Task to carry out: Copy out all lines in the data below containing the string "prior".

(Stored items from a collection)
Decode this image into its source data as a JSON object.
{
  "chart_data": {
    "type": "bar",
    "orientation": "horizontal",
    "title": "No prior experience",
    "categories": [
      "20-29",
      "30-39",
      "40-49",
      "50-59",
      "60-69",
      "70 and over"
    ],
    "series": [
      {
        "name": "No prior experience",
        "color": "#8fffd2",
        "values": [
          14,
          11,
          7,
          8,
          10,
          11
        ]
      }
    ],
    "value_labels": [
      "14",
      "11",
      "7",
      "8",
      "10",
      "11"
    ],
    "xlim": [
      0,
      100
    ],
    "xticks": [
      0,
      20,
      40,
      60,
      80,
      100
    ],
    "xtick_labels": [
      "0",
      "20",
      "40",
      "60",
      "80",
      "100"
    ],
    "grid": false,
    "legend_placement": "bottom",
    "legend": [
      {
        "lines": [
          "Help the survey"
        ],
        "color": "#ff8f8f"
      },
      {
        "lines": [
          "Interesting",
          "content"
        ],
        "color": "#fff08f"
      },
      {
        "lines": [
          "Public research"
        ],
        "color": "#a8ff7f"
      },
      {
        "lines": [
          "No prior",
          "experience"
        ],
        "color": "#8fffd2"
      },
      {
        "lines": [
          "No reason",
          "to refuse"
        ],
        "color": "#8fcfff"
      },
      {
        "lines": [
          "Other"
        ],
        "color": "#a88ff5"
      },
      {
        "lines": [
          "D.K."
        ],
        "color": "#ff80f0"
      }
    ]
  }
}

Answer to this exercise:
    "title": "No prior experience",
        "name": "No prior experience",
          "No prior",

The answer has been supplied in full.